--- ABOUT THIS TASK ---
Return every line of the listing that includes the string "years".

--- SUPPLIED ENTRIES ---
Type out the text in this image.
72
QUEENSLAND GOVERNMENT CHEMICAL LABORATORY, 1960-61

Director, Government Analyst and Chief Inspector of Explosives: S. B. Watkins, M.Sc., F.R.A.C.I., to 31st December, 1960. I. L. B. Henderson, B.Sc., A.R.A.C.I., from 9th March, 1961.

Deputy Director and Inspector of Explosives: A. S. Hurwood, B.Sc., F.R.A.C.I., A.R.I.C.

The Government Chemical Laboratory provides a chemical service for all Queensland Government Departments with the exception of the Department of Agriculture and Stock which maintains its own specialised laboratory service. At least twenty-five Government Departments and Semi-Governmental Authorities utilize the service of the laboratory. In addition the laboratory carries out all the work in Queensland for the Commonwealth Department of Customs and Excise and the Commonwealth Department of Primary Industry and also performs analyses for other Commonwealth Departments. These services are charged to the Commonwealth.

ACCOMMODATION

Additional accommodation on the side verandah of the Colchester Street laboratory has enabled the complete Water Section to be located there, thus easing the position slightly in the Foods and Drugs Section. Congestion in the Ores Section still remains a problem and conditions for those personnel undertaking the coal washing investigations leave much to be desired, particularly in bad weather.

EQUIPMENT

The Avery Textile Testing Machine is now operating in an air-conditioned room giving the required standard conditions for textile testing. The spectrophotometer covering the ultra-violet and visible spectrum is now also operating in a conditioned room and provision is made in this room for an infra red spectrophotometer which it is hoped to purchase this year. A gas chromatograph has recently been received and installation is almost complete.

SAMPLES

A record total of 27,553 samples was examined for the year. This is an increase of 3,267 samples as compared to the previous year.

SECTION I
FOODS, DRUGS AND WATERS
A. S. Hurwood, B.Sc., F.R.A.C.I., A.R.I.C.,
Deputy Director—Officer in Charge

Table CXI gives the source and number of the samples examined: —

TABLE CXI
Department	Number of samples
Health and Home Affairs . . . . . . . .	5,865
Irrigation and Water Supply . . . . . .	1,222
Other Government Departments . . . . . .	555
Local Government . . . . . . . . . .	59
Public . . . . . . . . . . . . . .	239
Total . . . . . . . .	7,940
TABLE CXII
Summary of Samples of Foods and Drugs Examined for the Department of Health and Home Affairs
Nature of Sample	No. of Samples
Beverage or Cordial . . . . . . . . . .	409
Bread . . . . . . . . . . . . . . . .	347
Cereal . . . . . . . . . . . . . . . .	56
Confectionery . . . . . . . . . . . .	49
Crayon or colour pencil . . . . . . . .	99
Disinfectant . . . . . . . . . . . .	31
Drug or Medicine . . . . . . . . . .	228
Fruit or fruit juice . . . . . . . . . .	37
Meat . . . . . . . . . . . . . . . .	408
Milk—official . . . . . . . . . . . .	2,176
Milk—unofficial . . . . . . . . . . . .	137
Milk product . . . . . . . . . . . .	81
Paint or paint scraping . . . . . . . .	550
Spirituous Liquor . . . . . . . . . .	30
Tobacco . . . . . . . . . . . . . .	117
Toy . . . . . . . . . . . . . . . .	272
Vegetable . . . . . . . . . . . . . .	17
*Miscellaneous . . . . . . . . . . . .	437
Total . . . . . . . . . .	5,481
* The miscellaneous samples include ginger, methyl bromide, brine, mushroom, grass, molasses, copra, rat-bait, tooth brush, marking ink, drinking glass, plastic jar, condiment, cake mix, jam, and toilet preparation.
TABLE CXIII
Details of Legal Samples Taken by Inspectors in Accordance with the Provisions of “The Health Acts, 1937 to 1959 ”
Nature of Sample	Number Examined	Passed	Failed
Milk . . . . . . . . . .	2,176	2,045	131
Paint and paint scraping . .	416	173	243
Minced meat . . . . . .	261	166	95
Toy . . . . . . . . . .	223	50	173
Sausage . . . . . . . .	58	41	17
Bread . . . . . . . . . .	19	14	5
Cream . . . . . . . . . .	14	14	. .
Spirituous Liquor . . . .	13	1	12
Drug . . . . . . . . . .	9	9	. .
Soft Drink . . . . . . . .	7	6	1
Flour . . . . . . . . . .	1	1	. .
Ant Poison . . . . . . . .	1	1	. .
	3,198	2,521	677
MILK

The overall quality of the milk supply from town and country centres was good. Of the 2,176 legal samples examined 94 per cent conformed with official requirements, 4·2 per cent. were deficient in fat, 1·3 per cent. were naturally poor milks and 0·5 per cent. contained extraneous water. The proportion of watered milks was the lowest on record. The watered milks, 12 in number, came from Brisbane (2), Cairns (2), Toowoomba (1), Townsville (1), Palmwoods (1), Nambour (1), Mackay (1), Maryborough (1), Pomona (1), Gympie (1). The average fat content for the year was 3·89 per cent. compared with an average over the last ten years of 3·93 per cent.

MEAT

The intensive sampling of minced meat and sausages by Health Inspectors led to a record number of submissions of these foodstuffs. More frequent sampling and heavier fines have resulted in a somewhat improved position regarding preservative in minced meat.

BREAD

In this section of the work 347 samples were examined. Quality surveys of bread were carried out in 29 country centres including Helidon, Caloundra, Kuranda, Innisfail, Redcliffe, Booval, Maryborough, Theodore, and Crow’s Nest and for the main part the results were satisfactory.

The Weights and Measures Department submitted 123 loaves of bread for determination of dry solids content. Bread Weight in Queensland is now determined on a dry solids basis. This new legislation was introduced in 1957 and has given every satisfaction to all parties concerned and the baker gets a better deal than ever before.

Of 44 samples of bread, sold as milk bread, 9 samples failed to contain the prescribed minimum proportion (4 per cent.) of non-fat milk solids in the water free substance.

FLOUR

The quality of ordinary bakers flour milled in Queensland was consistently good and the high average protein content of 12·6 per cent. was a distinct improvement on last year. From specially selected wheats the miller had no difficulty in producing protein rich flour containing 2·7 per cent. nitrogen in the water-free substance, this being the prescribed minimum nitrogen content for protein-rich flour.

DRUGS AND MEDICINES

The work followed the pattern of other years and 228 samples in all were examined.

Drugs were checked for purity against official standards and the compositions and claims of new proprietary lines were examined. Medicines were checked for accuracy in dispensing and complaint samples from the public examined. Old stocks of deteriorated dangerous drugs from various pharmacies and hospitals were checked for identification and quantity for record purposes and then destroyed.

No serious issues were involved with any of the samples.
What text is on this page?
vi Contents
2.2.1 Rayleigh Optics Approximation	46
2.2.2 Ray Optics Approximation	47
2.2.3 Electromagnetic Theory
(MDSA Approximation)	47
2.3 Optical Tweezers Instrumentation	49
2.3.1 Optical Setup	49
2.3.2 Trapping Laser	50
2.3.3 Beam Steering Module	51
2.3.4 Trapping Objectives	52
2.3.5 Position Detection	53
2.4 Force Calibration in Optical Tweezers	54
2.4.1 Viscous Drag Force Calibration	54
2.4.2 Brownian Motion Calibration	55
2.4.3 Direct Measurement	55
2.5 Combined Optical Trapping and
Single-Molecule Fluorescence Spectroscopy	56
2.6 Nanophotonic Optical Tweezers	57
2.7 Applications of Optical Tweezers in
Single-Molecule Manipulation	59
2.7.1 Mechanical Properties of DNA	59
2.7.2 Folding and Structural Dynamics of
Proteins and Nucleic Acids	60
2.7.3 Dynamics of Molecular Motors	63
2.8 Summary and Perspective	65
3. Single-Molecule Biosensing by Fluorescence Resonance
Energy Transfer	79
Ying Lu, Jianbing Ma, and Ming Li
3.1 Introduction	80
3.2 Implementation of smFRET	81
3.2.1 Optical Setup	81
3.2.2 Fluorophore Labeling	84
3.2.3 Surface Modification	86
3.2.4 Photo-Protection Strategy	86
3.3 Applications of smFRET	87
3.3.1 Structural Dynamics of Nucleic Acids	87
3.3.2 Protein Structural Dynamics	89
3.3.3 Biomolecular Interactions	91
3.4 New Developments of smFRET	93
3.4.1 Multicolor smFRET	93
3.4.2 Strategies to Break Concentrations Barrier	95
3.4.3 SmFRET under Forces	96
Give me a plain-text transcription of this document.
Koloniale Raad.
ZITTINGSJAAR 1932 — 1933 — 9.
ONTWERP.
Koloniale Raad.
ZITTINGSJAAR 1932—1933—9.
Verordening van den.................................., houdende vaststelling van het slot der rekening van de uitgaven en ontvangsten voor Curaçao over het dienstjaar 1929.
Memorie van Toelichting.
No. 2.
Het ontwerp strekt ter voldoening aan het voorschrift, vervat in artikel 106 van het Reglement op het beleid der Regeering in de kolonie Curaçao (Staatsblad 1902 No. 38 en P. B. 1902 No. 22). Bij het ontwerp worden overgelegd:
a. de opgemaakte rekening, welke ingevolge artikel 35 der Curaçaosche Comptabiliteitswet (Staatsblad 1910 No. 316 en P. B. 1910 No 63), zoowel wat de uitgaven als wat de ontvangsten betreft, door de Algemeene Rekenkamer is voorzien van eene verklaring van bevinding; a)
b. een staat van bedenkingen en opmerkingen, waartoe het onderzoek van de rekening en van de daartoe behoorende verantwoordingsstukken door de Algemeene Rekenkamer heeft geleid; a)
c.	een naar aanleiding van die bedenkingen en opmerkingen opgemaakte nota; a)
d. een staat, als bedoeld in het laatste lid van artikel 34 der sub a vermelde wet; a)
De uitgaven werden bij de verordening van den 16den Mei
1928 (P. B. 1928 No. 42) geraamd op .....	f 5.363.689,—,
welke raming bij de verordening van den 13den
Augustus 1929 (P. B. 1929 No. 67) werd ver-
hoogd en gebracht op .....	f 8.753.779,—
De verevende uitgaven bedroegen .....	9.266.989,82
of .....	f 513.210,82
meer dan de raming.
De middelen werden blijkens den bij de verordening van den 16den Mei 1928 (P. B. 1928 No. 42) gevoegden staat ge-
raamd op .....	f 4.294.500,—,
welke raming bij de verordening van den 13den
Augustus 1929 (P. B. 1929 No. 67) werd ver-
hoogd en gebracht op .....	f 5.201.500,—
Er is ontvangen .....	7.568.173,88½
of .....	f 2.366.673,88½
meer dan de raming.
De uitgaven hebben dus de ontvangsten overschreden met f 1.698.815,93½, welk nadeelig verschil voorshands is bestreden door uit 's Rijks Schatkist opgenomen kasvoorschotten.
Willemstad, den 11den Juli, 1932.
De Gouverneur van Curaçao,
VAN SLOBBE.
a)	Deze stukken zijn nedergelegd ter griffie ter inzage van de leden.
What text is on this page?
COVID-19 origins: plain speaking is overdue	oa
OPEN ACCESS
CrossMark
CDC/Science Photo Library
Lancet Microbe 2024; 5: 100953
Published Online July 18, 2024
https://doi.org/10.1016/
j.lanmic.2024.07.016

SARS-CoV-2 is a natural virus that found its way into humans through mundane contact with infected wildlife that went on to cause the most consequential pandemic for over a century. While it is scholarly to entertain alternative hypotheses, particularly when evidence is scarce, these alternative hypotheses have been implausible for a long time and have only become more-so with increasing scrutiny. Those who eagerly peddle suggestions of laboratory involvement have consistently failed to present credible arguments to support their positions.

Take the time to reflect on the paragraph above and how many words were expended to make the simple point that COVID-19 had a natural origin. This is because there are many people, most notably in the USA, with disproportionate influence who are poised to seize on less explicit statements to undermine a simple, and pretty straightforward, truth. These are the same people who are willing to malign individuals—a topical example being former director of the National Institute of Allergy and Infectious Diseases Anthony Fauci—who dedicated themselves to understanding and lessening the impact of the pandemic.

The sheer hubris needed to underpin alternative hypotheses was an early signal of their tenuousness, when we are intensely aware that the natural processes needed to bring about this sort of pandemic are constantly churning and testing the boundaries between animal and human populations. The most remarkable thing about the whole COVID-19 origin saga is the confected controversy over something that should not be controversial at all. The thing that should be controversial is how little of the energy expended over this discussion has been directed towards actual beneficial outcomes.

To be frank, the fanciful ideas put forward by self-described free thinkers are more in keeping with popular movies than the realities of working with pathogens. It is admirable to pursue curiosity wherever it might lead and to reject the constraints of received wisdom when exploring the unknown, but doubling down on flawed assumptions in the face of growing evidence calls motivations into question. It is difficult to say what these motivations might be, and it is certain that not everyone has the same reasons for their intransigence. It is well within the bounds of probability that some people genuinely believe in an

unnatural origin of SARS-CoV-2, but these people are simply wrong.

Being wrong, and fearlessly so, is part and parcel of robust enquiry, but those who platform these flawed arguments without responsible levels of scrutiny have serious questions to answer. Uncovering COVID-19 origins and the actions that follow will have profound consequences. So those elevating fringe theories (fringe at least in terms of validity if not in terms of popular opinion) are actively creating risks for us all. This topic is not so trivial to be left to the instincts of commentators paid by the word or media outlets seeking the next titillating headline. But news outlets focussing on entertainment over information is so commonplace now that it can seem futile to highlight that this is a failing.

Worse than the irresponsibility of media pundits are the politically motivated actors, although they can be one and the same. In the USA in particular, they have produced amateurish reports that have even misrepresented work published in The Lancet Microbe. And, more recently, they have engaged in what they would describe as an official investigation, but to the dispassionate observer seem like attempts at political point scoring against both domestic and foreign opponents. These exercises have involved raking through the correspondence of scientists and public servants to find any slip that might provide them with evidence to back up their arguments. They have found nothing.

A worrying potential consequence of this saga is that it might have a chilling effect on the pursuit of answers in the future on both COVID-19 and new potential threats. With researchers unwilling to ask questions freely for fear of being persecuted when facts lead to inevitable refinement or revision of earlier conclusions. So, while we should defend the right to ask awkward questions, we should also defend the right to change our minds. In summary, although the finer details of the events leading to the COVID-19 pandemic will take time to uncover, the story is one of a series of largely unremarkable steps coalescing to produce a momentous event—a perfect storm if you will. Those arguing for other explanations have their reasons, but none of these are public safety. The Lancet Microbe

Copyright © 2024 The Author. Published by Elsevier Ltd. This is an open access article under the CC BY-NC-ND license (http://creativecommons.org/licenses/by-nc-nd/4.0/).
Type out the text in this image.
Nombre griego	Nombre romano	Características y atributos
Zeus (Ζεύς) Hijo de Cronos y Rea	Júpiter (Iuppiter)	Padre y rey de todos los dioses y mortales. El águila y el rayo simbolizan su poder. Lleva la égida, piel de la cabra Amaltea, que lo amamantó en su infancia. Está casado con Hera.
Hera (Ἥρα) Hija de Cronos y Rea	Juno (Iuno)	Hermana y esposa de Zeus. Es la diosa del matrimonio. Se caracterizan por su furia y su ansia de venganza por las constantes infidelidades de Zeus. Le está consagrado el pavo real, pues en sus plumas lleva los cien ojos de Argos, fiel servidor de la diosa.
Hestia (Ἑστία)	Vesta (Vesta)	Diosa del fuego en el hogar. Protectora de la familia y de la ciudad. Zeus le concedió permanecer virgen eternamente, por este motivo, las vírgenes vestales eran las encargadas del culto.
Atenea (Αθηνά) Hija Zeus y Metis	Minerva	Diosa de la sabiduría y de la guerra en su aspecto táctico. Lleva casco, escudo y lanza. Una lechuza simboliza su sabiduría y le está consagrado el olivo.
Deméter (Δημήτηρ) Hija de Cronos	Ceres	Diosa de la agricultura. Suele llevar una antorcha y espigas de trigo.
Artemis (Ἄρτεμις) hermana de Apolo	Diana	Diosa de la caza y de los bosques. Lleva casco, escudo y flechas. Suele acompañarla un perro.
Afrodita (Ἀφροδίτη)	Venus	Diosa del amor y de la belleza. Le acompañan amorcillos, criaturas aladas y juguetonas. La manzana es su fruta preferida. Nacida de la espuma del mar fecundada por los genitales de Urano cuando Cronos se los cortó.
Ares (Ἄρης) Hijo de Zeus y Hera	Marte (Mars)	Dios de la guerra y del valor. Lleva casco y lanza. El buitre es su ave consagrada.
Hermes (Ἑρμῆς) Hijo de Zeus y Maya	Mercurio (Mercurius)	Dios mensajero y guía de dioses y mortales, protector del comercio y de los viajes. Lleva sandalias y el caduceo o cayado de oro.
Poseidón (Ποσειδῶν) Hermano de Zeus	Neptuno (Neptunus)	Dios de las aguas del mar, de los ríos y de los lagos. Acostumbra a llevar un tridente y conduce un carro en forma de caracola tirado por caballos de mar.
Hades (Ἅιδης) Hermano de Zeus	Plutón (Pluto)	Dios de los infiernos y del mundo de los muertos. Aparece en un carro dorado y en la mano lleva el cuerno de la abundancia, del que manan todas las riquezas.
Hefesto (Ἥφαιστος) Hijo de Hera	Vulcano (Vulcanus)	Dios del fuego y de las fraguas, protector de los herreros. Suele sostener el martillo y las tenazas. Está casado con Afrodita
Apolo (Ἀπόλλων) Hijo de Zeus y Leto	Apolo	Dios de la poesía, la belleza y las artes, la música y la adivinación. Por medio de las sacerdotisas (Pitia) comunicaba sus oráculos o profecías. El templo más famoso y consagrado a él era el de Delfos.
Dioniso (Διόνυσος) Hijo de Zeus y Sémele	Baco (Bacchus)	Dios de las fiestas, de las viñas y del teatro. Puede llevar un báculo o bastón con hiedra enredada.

--- RESPONSE BELOW ---
The overall quality of the milk supply from town and country centres was good. Of the 2,176 legal samples examined 94 per cent conformed with official requirements, 4·2 per cent. were deficient in fat, 1·3 per cent. were naturally poor milks and 0·5 per cent. contained extraneous water. The proportion of watered milks was the lowest on record. The watered milks, 12 in number, came from Brisbane (2), Cairns (2), Toowoomba (1), Townsville (1), Palmwoods (1), Nambour (1), Mackay (1), Maryborough (1), Pomona (1), Gympie (1). The average fat content for the year was 3·89 per cent. compared with an average over the last ten years of 3·93 per cent.
The work followed the pattern of other years and 228 samples in all were examined.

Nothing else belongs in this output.